- **Exercise material**:
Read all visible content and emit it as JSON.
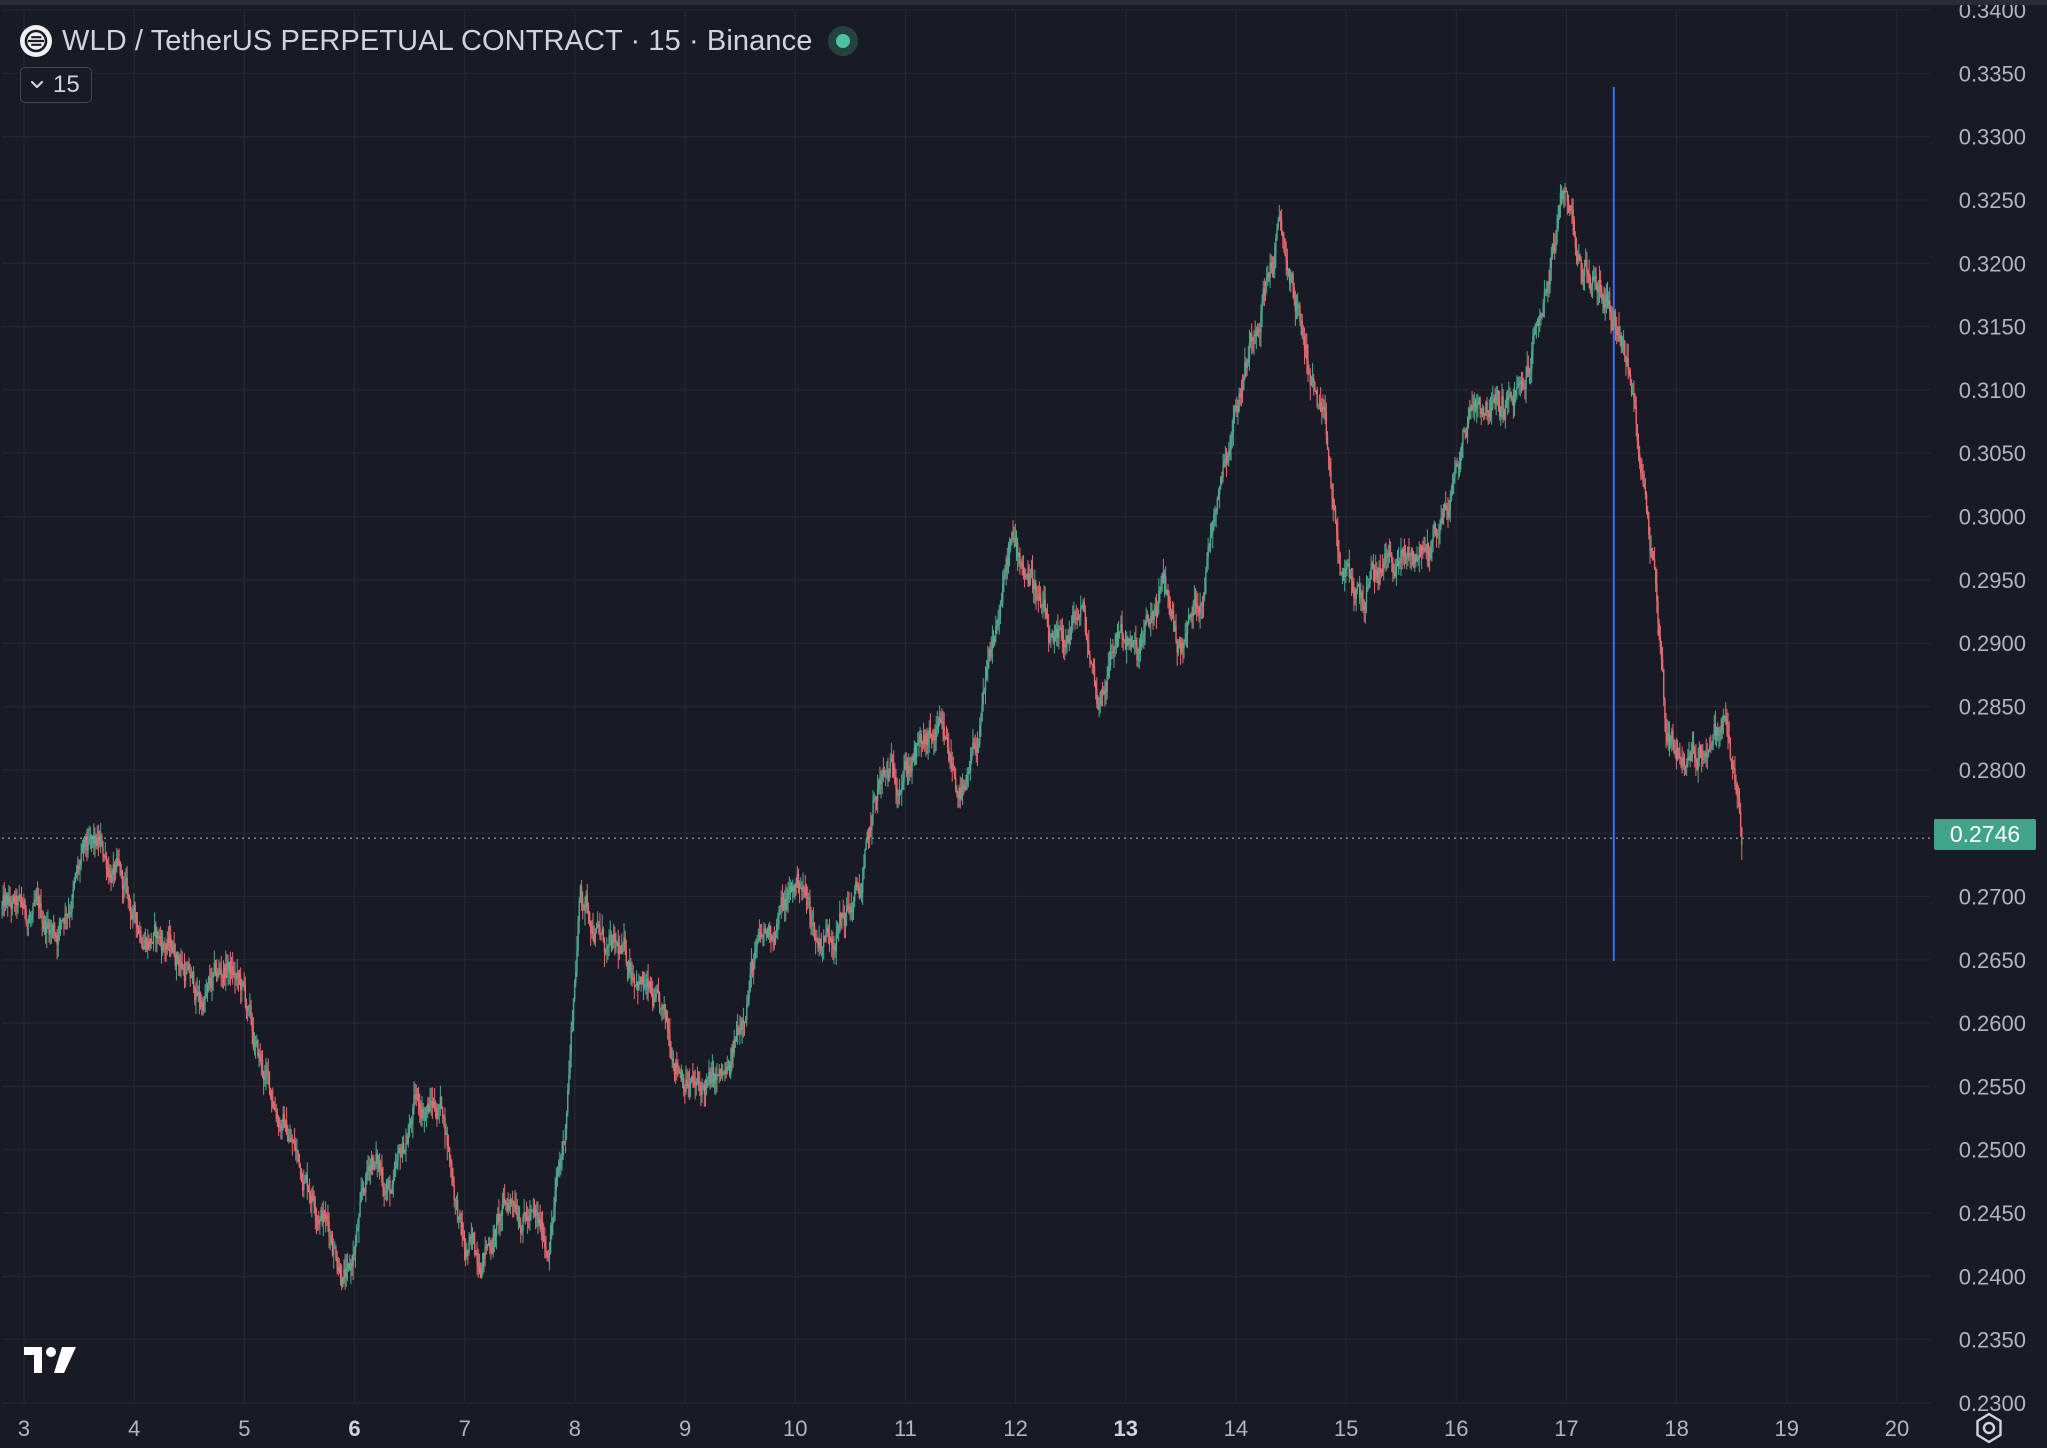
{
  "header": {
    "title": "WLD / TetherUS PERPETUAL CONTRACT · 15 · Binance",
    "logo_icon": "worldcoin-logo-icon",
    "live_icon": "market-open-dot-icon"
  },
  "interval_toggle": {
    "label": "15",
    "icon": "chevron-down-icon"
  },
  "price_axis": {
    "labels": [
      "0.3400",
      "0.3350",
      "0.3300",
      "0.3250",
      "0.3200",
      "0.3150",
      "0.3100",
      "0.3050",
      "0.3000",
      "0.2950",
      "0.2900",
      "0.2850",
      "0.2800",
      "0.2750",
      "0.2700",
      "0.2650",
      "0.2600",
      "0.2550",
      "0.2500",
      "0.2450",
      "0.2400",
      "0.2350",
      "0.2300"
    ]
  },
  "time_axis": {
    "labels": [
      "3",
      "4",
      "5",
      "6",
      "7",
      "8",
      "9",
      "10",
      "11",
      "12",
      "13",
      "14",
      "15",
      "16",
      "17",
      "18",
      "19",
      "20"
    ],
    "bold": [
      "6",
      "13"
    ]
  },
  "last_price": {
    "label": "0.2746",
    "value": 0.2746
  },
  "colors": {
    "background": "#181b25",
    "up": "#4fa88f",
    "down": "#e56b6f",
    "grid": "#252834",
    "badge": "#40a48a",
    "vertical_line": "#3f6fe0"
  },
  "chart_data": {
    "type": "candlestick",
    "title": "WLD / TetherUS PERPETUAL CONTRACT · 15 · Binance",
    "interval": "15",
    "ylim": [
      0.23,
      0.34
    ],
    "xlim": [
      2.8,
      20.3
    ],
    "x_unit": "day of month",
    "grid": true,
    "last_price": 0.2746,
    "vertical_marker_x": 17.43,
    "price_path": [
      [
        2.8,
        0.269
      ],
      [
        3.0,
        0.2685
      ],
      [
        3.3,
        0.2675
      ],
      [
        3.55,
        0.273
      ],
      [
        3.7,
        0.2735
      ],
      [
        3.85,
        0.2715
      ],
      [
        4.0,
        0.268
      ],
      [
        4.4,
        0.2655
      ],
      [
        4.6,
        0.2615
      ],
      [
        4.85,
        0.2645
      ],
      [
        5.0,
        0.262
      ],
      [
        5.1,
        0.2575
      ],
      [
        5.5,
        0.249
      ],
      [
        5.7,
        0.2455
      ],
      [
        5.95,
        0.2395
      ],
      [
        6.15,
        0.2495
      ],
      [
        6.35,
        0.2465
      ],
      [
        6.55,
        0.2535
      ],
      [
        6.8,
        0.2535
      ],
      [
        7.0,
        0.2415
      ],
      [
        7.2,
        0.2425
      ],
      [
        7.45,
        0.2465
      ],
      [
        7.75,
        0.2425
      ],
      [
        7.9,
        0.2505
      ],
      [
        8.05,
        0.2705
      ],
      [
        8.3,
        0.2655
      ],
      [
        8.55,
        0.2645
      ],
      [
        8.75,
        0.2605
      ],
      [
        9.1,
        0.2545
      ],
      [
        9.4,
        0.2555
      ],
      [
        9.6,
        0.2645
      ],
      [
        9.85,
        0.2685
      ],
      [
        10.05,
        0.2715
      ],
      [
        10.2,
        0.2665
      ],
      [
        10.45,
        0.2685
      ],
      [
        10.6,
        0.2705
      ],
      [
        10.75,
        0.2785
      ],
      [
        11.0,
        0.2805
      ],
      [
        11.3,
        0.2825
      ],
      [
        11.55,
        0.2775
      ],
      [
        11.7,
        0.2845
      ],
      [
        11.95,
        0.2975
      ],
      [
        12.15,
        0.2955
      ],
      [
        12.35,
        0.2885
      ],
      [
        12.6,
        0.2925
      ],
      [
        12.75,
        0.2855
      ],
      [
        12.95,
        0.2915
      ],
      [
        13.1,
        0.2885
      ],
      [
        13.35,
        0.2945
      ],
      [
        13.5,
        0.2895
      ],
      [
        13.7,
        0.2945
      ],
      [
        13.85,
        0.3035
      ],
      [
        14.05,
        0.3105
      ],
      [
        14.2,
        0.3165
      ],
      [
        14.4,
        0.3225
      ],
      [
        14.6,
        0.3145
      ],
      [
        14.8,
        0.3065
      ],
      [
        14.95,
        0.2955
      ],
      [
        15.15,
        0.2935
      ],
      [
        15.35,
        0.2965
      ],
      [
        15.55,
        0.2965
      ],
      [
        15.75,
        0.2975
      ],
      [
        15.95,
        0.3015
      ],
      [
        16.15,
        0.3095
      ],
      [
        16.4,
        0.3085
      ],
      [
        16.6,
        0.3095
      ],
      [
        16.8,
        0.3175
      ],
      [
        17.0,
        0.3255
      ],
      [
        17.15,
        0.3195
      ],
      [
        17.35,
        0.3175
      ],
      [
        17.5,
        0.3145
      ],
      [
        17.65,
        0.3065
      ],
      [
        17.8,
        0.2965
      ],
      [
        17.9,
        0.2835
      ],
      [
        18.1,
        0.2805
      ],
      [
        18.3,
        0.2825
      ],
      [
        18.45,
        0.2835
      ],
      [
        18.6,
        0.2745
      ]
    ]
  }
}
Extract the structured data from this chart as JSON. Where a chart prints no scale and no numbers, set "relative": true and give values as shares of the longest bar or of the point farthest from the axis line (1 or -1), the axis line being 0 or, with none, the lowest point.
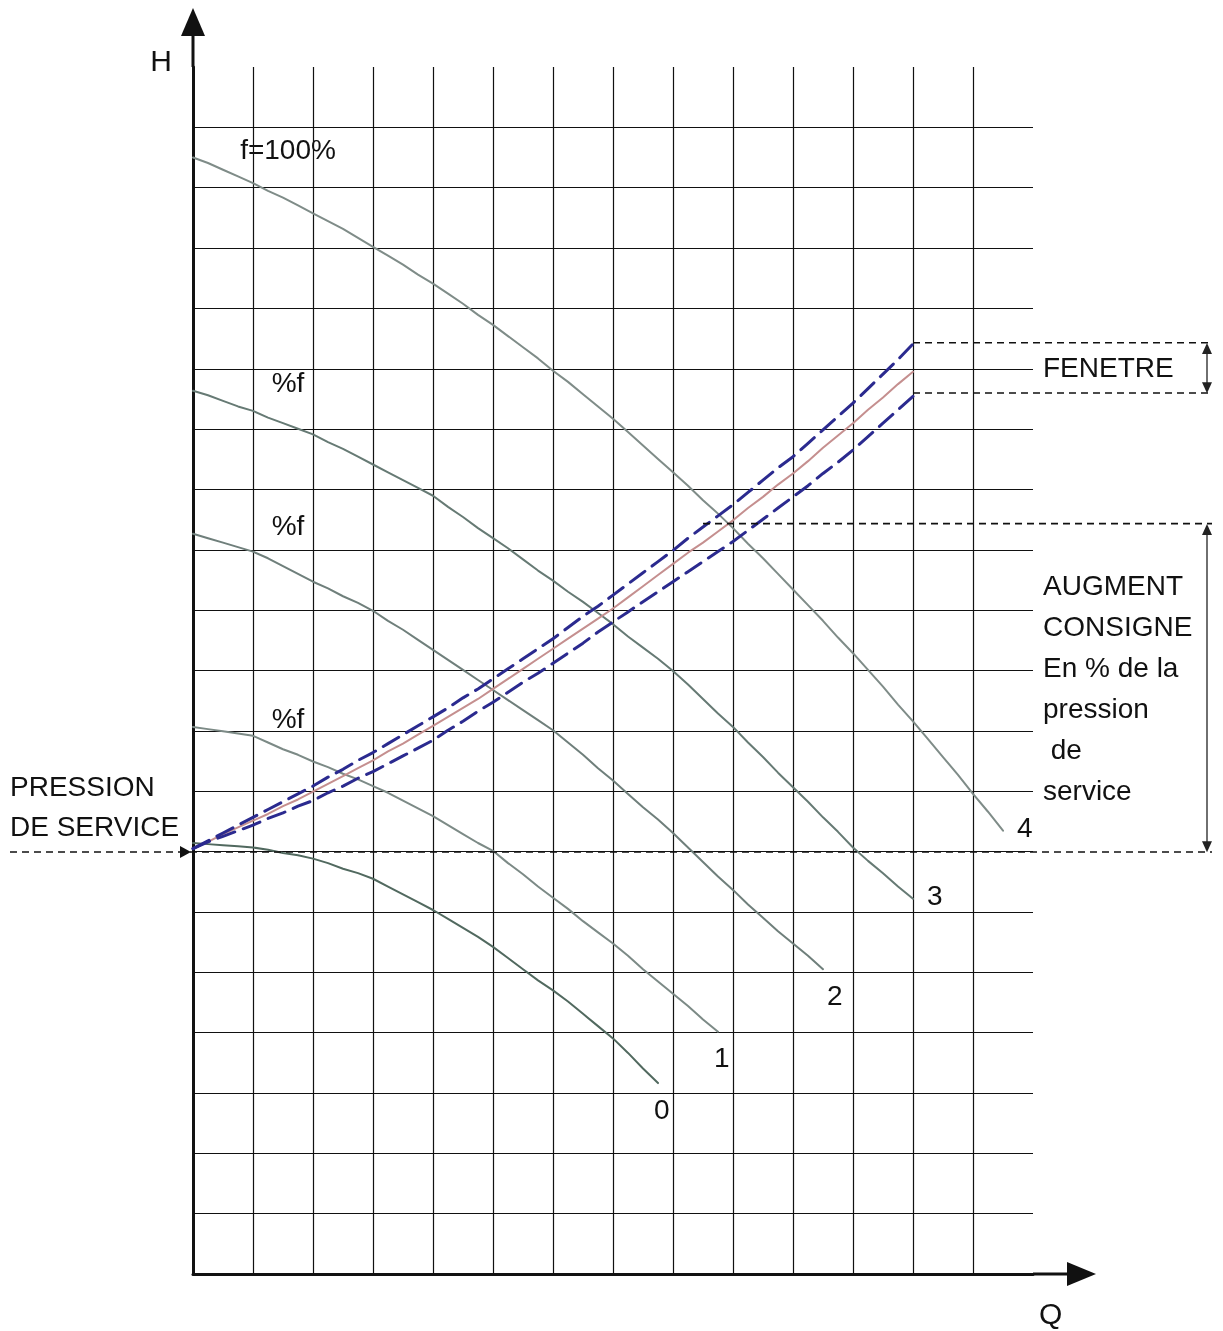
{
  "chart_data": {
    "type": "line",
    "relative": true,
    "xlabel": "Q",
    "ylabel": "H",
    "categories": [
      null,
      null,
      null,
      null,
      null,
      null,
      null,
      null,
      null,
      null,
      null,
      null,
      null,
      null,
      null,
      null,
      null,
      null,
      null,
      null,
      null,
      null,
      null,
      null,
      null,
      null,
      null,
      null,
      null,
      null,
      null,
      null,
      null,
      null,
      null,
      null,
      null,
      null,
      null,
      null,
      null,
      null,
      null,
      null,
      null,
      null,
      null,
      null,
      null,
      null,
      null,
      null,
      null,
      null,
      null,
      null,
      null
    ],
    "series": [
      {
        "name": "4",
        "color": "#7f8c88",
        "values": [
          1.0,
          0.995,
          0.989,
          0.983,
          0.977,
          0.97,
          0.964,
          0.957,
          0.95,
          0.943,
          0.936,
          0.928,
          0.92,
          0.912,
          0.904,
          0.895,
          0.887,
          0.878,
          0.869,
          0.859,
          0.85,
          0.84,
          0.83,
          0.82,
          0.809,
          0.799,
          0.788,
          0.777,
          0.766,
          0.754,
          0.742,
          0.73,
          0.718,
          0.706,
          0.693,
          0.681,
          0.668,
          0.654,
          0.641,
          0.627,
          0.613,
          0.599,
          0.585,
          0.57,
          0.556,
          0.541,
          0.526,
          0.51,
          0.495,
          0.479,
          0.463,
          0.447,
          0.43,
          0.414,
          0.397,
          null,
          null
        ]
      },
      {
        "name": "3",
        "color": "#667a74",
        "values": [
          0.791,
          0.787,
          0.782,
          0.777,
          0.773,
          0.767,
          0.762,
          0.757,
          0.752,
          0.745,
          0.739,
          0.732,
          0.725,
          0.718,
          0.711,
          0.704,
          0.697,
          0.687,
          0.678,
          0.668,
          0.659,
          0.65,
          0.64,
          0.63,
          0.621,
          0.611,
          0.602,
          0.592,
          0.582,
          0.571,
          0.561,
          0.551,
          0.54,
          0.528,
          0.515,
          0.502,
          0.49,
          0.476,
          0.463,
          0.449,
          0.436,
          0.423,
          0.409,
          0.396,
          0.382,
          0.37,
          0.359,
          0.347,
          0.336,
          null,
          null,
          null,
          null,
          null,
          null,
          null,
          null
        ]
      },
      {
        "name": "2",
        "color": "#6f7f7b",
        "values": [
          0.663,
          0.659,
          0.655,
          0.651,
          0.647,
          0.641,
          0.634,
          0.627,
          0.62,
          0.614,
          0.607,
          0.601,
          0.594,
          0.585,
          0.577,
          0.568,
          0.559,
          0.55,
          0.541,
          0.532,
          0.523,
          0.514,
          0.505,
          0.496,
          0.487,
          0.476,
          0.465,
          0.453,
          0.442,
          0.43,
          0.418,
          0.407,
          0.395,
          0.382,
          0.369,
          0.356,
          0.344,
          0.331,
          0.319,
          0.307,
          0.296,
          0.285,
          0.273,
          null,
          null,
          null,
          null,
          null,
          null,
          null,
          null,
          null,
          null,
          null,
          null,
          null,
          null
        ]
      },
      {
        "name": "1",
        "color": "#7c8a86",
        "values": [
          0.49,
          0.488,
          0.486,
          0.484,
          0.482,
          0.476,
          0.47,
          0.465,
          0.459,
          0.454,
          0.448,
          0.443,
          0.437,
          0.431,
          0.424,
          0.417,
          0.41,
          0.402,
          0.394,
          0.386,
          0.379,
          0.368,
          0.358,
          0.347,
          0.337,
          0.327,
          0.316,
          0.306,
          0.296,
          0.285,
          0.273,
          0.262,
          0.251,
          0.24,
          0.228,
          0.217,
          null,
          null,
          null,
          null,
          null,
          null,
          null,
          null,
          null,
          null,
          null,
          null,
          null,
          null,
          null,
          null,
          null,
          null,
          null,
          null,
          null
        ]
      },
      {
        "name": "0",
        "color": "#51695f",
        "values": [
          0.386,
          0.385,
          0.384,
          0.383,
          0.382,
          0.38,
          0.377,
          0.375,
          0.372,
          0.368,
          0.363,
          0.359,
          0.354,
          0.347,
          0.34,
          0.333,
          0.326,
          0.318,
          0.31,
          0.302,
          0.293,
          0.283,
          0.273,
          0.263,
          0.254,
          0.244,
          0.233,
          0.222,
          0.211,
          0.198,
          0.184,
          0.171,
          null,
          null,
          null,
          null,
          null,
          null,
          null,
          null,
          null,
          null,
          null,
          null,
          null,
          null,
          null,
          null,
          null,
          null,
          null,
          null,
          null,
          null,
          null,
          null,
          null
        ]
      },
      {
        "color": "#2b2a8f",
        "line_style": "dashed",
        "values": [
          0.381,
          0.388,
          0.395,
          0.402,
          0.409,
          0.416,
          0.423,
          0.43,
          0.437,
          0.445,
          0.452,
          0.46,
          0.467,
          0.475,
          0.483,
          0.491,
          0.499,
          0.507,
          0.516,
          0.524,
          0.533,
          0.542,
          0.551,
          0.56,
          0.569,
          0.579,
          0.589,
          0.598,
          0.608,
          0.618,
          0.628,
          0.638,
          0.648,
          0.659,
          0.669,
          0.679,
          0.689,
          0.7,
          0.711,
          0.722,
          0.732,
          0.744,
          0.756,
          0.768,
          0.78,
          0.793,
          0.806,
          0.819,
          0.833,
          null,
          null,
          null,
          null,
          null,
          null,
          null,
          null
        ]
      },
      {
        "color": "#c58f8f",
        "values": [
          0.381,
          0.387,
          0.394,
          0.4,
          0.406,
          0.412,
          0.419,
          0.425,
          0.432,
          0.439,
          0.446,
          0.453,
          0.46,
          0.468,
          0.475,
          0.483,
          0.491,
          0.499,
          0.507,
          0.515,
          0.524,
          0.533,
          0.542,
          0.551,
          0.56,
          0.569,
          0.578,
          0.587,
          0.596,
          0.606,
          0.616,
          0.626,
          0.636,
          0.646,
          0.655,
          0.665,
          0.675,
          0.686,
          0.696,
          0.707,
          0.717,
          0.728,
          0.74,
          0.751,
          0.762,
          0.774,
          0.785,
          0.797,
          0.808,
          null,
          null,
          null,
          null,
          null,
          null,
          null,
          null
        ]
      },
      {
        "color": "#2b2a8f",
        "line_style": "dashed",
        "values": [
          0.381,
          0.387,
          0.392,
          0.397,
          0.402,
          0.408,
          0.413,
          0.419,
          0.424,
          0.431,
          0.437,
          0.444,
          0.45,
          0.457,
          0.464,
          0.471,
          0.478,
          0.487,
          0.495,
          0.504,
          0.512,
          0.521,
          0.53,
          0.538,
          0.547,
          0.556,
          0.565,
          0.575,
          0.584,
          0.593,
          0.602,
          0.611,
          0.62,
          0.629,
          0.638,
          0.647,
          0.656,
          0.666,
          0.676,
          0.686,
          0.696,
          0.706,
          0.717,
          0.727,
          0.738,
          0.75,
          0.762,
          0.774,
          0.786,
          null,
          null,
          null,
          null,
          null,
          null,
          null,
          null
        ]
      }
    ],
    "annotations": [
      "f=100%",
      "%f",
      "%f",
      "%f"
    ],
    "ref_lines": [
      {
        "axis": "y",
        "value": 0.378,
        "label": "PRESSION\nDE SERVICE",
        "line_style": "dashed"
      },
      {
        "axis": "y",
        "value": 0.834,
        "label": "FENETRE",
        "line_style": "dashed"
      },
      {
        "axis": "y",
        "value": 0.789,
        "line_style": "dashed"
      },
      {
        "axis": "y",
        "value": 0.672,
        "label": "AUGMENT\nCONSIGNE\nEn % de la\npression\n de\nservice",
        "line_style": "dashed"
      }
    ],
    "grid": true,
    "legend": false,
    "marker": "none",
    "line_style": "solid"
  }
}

- **Task details**:
Copy each line of the listing that includes "icon".

- **Final result**:
    "logo_icon": "worldcoin-logo-icon",
    "live_icon": "market-open-dot-icon"
    "icon": "chevron-down-icon"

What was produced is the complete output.